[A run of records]
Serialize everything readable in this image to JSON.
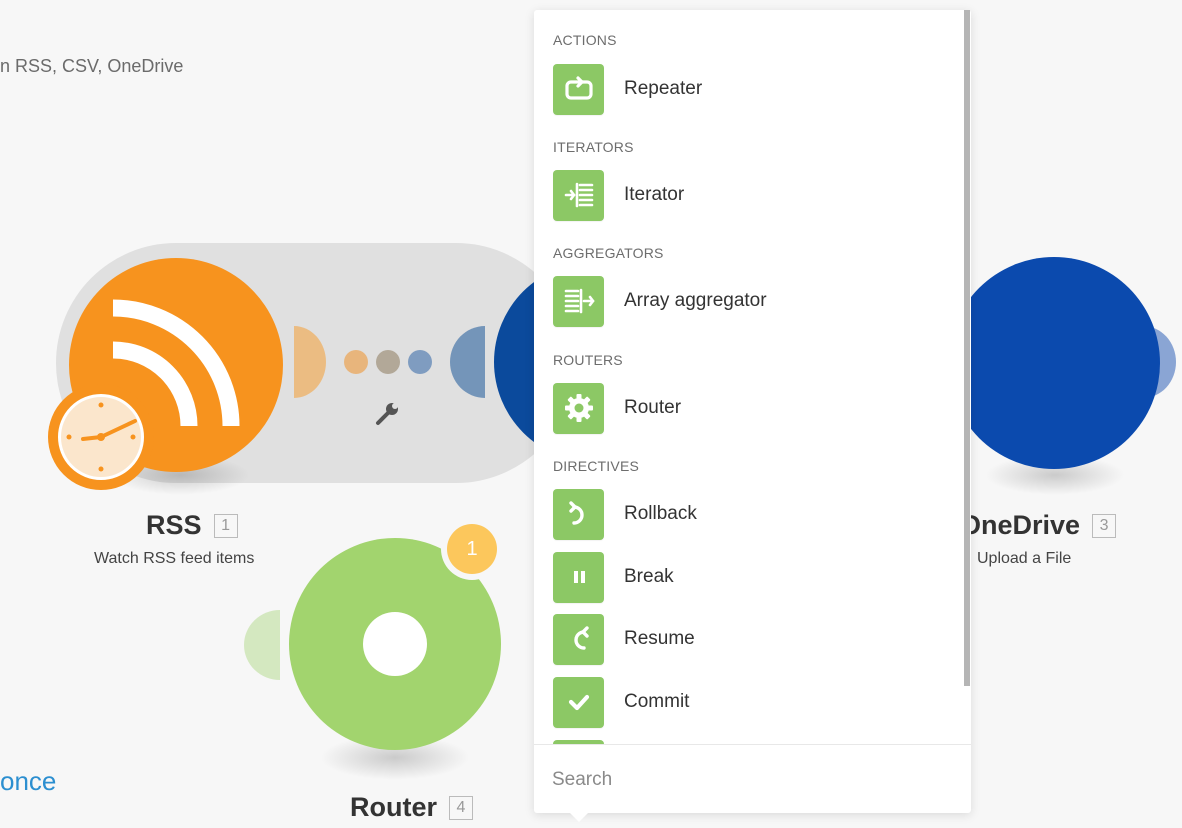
{
  "scenario": {
    "subtitle": "n RSS, CSV, OneDrive",
    "run_once": "once"
  },
  "modules": {
    "rss": {
      "title": "RSS",
      "number": "1",
      "subtitle": "Watch RSS feed items",
      "color": "#f7931e"
    },
    "onedrive": {
      "title": "OneDrive",
      "number": "3",
      "subtitle": "Upload a File",
      "color": "#0b4aae"
    },
    "router": {
      "title": "Router",
      "number": "4",
      "badge": "1",
      "color": "#a2d46e"
    }
  },
  "link": {
    "dots": [
      "#e8b57c",
      "#b2a898",
      "#7f9cc0"
    ],
    "settings_icon": "wrench-icon"
  },
  "menu": {
    "accent": "#8cc865",
    "sections": [
      {
        "label": "ACTIONS",
        "items": [
          {
            "label": "Repeater",
            "icon": "repeat-icon"
          }
        ]
      },
      {
        "label": "ITERATORS",
        "items": [
          {
            "label": "Iterator",
            "icon": "iterator-icon"
          }
        ]
      },
      {
        "label": "AGGREGATORS",
        "items": [
          {
            "label": "Array aggregator",
            "icon": "aggregator-icon"
          }
        ]
      },
      {
        "label": "ROUTERS",
        "items": [
          {
            "label": "Router",
            "icon": "gear-icon"
          }
        ]
      },
      {
        "label": "DIRECTIVES",
        "items": [
          {
            "label": "Rollback",
            "icon": "rollback-icon"
          },
          {
            "label": "Break",
            "icon": "pause-icon"
          },
          {
            "label": "Resume",
            "icon": "resume-icon"
          },
          {
            "label": "Commit",
            "icon": "check-icon"
          }
        ]
      }
    ],
    "search_placeholder": "Search"
  }
}
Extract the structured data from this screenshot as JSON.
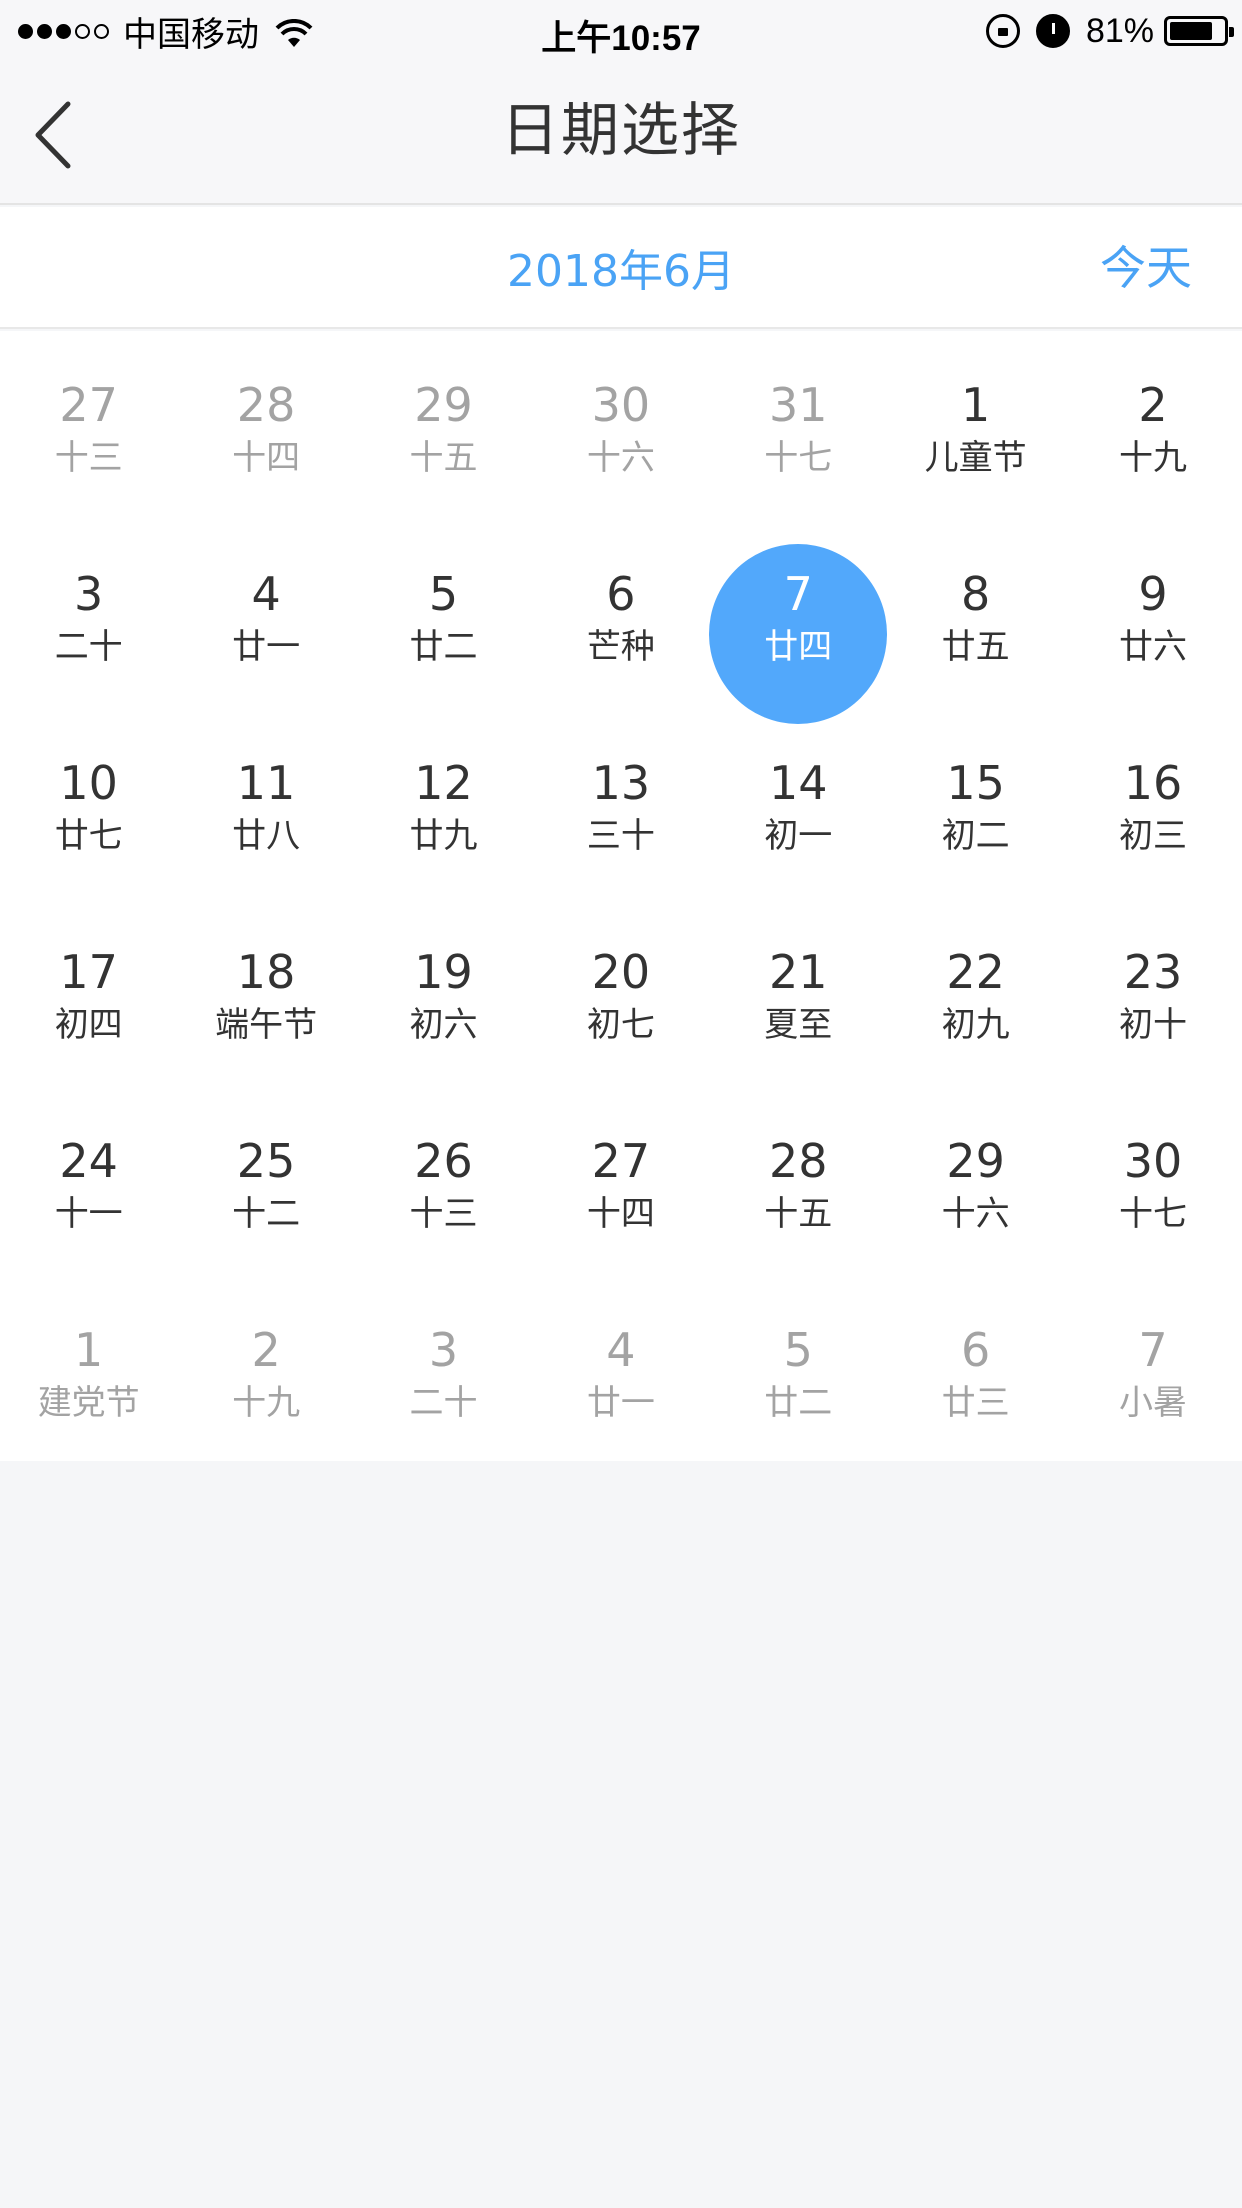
{
  "status_bar": {
    "carrier": "中国移动",
    "time": "上午10:57",
    "battery": "81%",
    "battery_level": 0.81,
    "signal_strength": 3,
    "signal_max": 5
  },
  "nav": {
    "title": "日期选择",
    "back_icon": "chevron-left-icon"
  },
  "calendar": {
    "month_title": "2018年6月",
    "today_label": "今天",
    "accent_color": "#4aa3f5",
    "selected_color": "#52a8fb",
    "weeks": [
      [
        {
          "day": "27",
          "lunar": "十三",
          "current": false
        },
        {
          "day": "28",
          "lunar": "十四",
          "current": false
        },
        {
          "day": "29",
          "lunar": "十五",
          "current": false
        },
        {
          "day": "30",
          "lunar": "十六",
          "current": false
        },
        {
          "day": "31",
          "lunar": "十七",
          "current": false
        },
        {
          "day": "1",
          "lunar": "儿童节",
          "current": true
        },
        {
          "day": "2",
          "lunar": "十九",
          "current": true
        }
      ],
      [
        {
          "day": "3",
          "lunar": "二十",
          "current": true
        },
        {
          "day": "4",
          "lunar": "廿一",
          "current": true
        },
        {
          "day": "5",
          "lunar": "廿二",
          "current": true
        },
        {
          "day": "6",
          "lunar": "芒种",
          "current": true
        },
        {
          "day": "7",
          "lunar": "廿四",
          "current": true,
          "selected": true
        },
        {
          "day": "8",
          "lunar": "廿五",
          "current": true
        },
        {
          "day": "9",
          "lunar": "廿六",
          "current": true
        }
      ],
      [
        {
          "day": "10",
          "lunar": "廿七",
          "current": true
        },
        {
          "day": "11",
          "lunar": "廿八",
          "current": true
        },
        {
          "day": "12",
          "lunar": "廿九",
          "current": true
        },
        {
          "day": "13",
          "lunar": "三十",
          "current": true
        },
        {
          "day": "14",
          "lunar": "初一",
          "current": true
        },
        {
          "day": "15",
          "lunar": "初二",
          "current": true
        },
        {
          "day": "16",
          "lunar": "初三",
          "current": true
        }
      ],
      [
        {
          "day": "17",
          "lunar": "初四",
          "current": true
        },
        {
          "day": "18",
          "lunar": "端午节",
          "current": true
        },
        {
          "day": "19",
          "lunar": "初六",
          "current": true
        },
        {
          "day": "20",
          "lunar": "初七",
          "current": true
        },
        {
          "day": "21",
          "lunar": "夏至",
          "current": true
        },
        {
          "day": "22",
          "lunar": "初九",
          "current": true
        },
        {
          "day": "23",
          "lunar": "初十",
          "current": true
        }
      ],
      [
        {
          "day": "24",
          "lunar": "十一",
          "current": true
        },
        {
          "day": "25",
          "lunar": "十二",
          "current": true
        },
        {
          "day": "26",
          "lunar": "十三",
          "current": true
        },
        {
          "day": "27",
          "lunar": "十四",
          "current": true
        },
        {
          "day": "28",
          "lunar": "十五",
          "current": true
        },
        {
          "day": "29",
          "lunar": "十六",
          "current": true
        },
        {
          "day": "30",
          "lunar": "十七",
          "current": true
        }
      ],
      [
        {
          "day": "1",
          "lunar": "建党节",
          "current": false
        },
        {
          "day": "2",
          "lunar": "十九",
          "current": false
        },
        {
          "day": "3",
          "lunar": "二十",
          "current": false
        },
        {
          "day": "4",
          "lunar": "廿一",
          "current": false
        },
        {
          "day": "5",
          "lunar": "廿二",
          "current": false
        },
        {
          "day": "6",
          "lunar": "廿三",
          "current": false
        },
        {
          "day": "7",
          "lunar": "小暑",
          "current": false
        }
      ]
    ]
  }
}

--- Task brief ---
All the records need to be repeated exactly, with the images dropped.

--- Solution for this problem ---
Serialize everything readable in this image to JSON.
{
  "scenario": {
    "subtitle": "n RSS, CSV, OneDrive",
    "run_once": "once"
  },
  "modules": {
    "rss": {
      "title": "RSS",
      "number": "1",
      "subtitle": "Watch RSS feed items",
      "color": "#f7931e"
    },
    "onedrive": {
      "title": "OneDrive",
      "number": "3",
      "subtitle": "Upload a File",
      "color": "#0b4aae"
    },
    "router": {
      "title": "Router",
      "number": "4",
      "badge": "1",
      "color": "#a2d46e"
    }
  },
  "link": {
    "dots": [
      "#e8b57c",
      "#b2a898",
      "#7f9cc0"
    ],
    "settings_icon": "wrench-icon"
  },
  "menu": {
    "accent": "#8cc865",
    "sections": [
      {
        "label": "ACTIONS",
        "items": [
          {
            "label": "Repeater",
            "icon": "repeat-icon"
          }
        ]
      },
      {
        "label": "ITERATORS",
        "items": [
          {
            "label": "Iterator",
            "icon": "iterator-icon"
          }
        ]
      },
      {
        "label": "AGGREGATORS",
        "items": [
          {
            "label": "Array aggregator",
            "icon": "aggregator-icon"
          }
        ]
      },
      {
        "label": "ROUTERS",
        "items": [
          {
            "label": "Router",
            "icon": "gear-icon"
          }
        ]
      },
      {
        "label": "DIRECTIVES",
        "items": [
          {
            "label": "Rollback",
            "icon": "rollback-icon"
          },
          {
            "label": "Break",
            "icon": "pause-icon"
          },
          {
            "label": "Resume",
            "icon": "resume-icon"
          },
          {
            "label": "Commit",
            "icon": "check-icon"
          }
        ]
      }
    ],
    "search_placeholder": "Search"
  }
}
Extract the structured data from this screenshot as JSON.
{
  "status_bar": {
    "carrier": "中国移动",
    "time": "上午10:57",
    "battery": "81%",
    "battery_level": 0.81,
    "signal_strength": 3,
    "signal_max": 5
  },
  "nav": {
    "title": "日期选择",
    "back_icon": "chevron-left-icon"
  },
  "calendar": {
    "month_title": "2018年6月",
    "today_label": "今天",
    "accent_color": "#4aa3f5",
    "selected_color": "#52a8fb",
    "weeks": [
      [
        {
          "day": "27",
          "lunar": "十三",
          "current": false
        },
        {
          "day": "28",
          "lunar": "十四",
          "current": false
        },
        {
          "day": "29",
          "lunar": "十五",
          "current": false
        },
        {
          "day": "30",
          "lunar": "十六",
          "current": false
        },
        {
          "day": "31",
          "lunar": "十七",
          "current": false
        },
        {
          "day": "1",
          "lunar": "儿童节",
          "current": true
        },
        {
          "day": "2",
          "lunar": "十九",
          "current": true
        }
      ],
      [
        {
          "day": "3",
          "lunar": "二十",
          "current": true
        },
        {
          "day": "4",
          "lunar": "廿一",
          "current": true
        },
        {
          "day": "5",
          "lunar": "廿二",
          "current": true
        },
        {
          "day": "6",
          "lunar": "芒种",
          "current": true
        },
        {
          "day": "7",
          "lunar": "廿四",
          "current": true,
          "selected": true
        },
        {
          "day": "8",
          "lunar": "廿五",
          "current": true
        },
        {
          "day": "9",
          "lunar": "廿六",
          "current": true
        }
      ],
      [
        {
          "day": "10",
          "lunar": "廿七",
          "current": true
        },
        {
          "day": "11",
          "lunar": "廿八",
          "current": true
        },
        {
          "day": "12",
          "lunar": "廿九",
          "current": true
        },
        {
          "day": "13",
          "lunar": "三十",
          "current": true
        },
        {
          "day": "14",
          "lunar": "初一",
          "current": true
        },
        {
          "day": "15",
          "lunar": "初二",
          "current": true
        },
        {
          "day": "16",
          "lunar": "初三",
          "current": true
        }
      ],
      [
        {
          "day": "17",
          "lunar": "初四",
          "current": true
        },
        {
          "day": "18",
          "lunar": "端午节",
          "current": true
        },
        {
          "day": "19",
          "lunar": "初六",
          "current": true
        },
        {
          "day": "20",
          "lunar": "初七",
          "current": true
        },
        {
          "day": "21",
          "lunar": "夏至",
          "current": true
        },
        {
          "day": "22",
          "lunar": "初九",
          "current": true
        },
        {
          "day": "23",
          "lunar": "初十",
          "current": true
        }
      ],
      [
        {
          "day": "24",
          "lunar": "十一",
          "current": true
        },
        {
          "day": "25",
          "lunar": "十二",
          "current": true
        },
        {
          "day": "26",
          "lunar": "十三",
          "current": true
        },
        {
          "day": "27",
          "lunar": "十四",
          "current": true
        },
        {
          "day": "28",
          "lunar": "十五",
          "current": true
        },
        {
          "day": "29",
          "lunar": "十六",
          "current": true
        },
        {
          "day": "30",
          "lunar": "十七",
          "current": true
        }
      ],
      [
        {
          "day": "1",
          "lunar": "建党节",
          "current": false
        },
        {
          "day": "2",
          "lunar": "十九",
          "current": false
        },
        {
          "day": "3",
          "lunar": "二十",
          "current": false
        },
        {
          "day": "4",
          "lunar": "廿一",
          "current": false
        },
        {
          "day": "5",
          "lunar": "廿二",
          "current": false
        },
        {
          "day": "6",
          "lunar": "廿三",
          "current": false
        },
        {
          "day": "7",
          "lunar": "小暑",
          "current": false
        }
      ]
    ]
  }
}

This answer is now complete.